### Task item
Please copy out every line in the entries that includes the word "mutations".

Information section start

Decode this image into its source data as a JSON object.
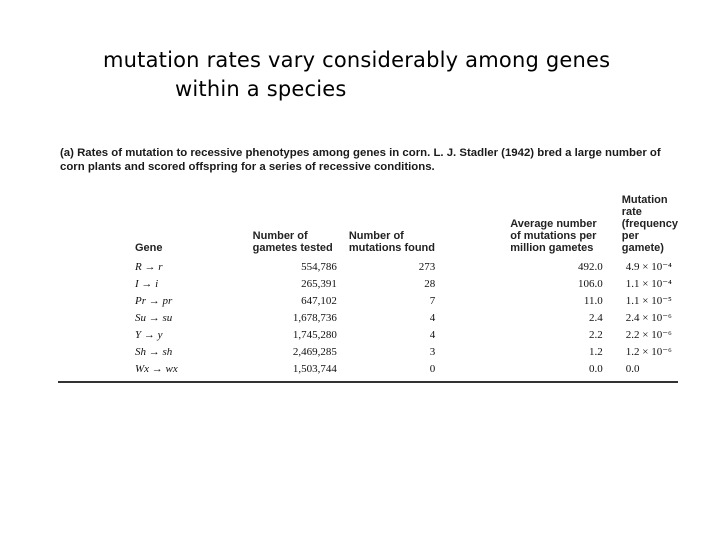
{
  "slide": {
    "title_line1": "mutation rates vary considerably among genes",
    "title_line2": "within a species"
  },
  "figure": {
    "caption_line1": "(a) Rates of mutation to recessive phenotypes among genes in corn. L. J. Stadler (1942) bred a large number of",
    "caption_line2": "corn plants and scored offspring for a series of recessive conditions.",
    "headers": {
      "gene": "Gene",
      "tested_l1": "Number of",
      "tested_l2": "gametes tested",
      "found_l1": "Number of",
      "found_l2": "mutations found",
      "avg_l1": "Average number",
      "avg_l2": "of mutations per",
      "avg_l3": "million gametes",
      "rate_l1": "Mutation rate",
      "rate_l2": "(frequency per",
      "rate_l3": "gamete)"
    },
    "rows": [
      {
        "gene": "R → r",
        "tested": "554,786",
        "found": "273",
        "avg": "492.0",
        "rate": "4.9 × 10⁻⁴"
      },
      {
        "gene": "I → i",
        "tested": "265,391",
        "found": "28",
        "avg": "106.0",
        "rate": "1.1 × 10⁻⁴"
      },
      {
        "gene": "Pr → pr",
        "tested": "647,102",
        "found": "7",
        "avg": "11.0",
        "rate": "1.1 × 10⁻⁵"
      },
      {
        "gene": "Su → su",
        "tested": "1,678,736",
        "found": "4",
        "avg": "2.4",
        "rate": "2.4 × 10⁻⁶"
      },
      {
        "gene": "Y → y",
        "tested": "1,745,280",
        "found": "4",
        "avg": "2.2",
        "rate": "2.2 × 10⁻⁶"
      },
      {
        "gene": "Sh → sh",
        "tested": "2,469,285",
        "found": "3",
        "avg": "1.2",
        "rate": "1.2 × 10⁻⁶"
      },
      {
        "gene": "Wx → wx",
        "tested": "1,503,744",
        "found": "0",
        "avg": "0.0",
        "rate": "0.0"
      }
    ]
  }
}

Information section end
Information section start

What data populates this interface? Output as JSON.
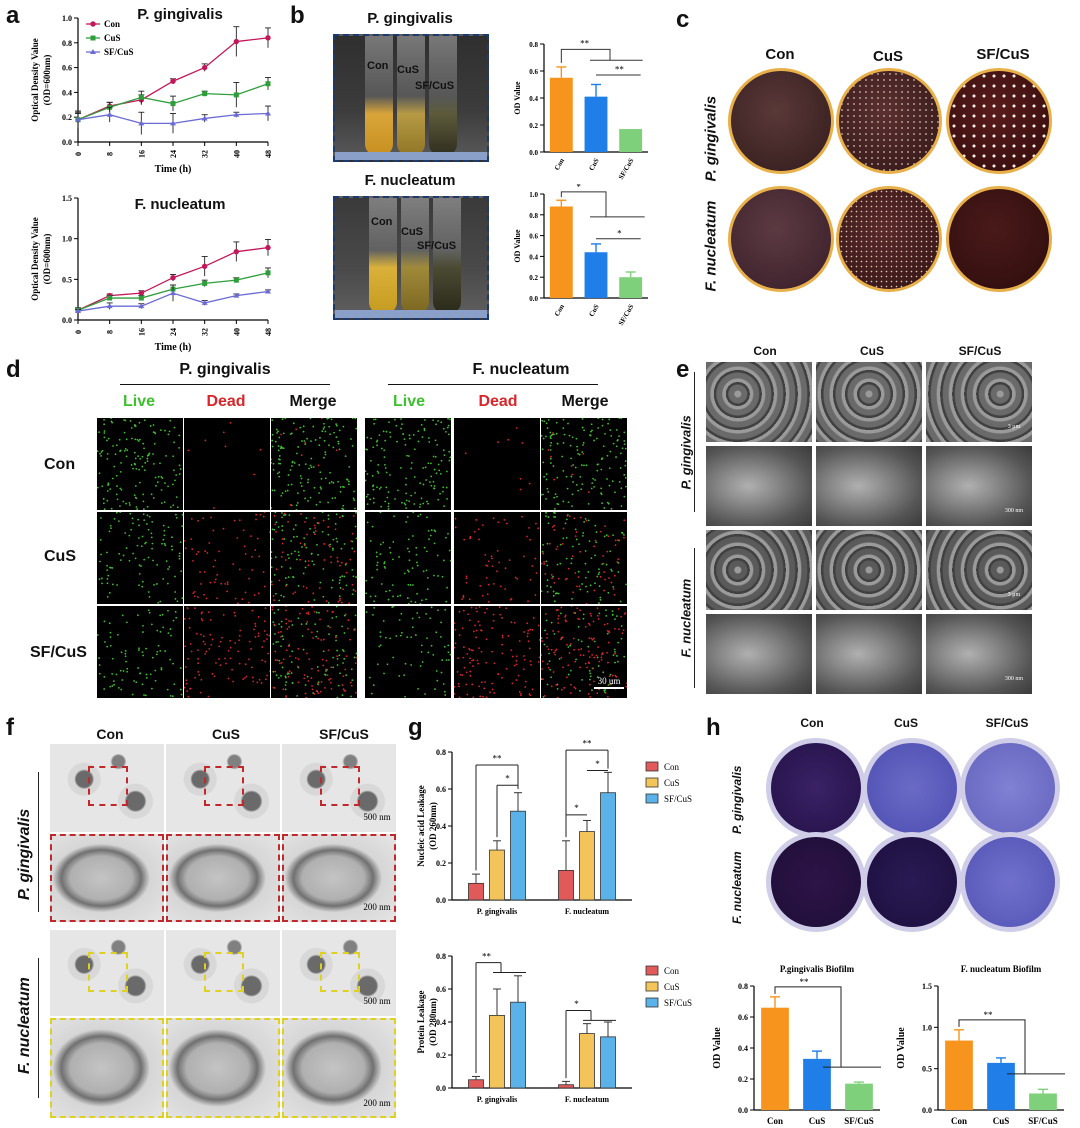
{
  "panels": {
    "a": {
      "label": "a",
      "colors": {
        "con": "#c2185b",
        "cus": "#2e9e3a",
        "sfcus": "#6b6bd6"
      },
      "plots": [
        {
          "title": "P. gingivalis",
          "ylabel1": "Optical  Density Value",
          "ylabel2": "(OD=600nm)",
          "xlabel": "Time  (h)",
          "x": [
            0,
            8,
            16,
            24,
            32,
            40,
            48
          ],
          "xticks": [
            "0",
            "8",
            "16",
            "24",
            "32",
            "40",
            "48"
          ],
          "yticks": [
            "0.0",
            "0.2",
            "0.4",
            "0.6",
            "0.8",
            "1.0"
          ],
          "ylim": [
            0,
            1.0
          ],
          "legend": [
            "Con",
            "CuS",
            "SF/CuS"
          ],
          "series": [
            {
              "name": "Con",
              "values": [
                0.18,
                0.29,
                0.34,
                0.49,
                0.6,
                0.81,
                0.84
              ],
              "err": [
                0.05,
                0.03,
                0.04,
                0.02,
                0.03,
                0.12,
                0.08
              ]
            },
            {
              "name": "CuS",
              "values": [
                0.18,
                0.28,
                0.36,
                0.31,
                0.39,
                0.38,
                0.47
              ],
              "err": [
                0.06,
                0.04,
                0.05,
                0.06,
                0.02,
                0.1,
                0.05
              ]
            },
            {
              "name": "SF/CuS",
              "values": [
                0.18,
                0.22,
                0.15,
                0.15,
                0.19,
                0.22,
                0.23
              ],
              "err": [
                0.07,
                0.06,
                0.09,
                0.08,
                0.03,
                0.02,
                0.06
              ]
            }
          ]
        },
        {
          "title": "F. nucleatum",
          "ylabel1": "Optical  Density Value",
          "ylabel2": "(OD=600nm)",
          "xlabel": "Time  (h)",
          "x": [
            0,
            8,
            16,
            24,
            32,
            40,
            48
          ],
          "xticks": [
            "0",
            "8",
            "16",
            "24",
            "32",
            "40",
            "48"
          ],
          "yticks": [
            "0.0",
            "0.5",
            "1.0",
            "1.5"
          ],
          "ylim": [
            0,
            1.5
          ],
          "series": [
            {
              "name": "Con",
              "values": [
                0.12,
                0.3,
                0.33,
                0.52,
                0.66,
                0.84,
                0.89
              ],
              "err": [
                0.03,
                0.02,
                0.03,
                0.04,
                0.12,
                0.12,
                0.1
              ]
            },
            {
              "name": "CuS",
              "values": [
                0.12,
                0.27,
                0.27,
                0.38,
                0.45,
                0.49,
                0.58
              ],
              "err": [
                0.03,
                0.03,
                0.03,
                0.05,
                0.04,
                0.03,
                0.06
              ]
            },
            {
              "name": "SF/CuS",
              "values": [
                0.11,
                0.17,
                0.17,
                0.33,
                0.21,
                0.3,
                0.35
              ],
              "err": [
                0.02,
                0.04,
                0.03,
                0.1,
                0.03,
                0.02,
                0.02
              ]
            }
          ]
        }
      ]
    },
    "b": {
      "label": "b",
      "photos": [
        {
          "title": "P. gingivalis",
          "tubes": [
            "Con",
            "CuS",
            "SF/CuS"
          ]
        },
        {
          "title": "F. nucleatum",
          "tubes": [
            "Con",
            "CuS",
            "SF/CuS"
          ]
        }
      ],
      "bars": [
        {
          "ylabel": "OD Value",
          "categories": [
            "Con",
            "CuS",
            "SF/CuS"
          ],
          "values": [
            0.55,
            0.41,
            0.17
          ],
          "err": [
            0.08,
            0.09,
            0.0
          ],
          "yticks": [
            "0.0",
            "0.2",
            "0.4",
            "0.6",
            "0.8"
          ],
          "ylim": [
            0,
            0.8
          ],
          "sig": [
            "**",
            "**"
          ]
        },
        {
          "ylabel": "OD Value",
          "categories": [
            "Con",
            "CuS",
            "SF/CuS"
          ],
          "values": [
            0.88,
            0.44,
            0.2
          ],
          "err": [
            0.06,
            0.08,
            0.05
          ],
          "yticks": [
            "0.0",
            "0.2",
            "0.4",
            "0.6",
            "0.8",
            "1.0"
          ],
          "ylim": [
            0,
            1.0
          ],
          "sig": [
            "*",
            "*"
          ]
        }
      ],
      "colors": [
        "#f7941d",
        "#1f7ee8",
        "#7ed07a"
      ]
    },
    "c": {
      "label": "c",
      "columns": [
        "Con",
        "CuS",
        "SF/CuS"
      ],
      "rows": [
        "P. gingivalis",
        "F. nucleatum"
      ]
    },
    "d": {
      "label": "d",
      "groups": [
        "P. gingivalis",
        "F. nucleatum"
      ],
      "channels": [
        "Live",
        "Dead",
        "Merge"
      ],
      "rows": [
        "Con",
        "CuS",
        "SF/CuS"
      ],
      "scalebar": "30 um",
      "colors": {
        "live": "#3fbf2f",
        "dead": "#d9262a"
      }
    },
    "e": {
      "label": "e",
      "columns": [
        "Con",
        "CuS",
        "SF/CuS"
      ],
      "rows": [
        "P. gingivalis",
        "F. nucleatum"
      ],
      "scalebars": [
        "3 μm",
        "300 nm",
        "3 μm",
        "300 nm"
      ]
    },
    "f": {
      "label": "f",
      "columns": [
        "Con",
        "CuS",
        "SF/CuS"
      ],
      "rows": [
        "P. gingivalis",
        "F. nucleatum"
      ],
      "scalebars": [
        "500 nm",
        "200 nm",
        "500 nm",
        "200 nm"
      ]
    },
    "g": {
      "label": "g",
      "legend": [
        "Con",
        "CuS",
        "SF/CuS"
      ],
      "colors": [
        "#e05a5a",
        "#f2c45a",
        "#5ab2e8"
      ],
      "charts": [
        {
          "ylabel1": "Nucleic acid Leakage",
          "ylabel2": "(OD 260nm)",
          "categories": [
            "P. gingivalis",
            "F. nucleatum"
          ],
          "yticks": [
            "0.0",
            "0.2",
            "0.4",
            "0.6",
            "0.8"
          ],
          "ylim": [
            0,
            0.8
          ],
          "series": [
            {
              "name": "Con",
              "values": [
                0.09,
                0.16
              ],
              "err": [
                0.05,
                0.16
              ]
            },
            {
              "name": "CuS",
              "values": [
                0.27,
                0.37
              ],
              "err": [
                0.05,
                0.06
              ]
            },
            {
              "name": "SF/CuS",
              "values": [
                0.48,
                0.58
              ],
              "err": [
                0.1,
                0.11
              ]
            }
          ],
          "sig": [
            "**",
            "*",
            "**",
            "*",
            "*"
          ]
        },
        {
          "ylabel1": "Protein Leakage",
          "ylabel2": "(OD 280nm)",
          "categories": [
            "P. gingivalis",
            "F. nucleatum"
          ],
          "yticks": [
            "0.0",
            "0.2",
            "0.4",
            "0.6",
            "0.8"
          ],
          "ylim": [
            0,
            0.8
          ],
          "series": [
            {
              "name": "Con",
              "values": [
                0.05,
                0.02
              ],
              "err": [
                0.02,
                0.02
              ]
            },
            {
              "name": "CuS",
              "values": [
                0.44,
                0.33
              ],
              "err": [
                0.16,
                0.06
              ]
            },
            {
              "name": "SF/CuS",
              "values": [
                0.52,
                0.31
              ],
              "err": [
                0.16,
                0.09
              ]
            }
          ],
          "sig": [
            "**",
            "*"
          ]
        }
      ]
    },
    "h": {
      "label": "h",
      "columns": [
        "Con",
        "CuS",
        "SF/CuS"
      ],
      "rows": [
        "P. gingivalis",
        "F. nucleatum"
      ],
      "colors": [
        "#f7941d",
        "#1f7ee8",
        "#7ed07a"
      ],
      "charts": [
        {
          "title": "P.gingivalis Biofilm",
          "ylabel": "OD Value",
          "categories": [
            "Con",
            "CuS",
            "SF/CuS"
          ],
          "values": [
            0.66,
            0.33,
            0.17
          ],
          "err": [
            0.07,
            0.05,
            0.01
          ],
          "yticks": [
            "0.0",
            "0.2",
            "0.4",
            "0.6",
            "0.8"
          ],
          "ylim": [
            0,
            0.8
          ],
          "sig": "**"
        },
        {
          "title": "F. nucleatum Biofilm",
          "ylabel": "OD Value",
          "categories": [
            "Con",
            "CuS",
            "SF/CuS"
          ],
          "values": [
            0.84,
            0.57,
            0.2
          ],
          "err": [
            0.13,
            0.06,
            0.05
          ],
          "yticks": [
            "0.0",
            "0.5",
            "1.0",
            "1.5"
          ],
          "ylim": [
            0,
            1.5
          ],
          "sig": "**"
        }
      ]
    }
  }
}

Information section end

### Response area
      "found_l2": "mutations found",
      "avg_l2": "of mutations per",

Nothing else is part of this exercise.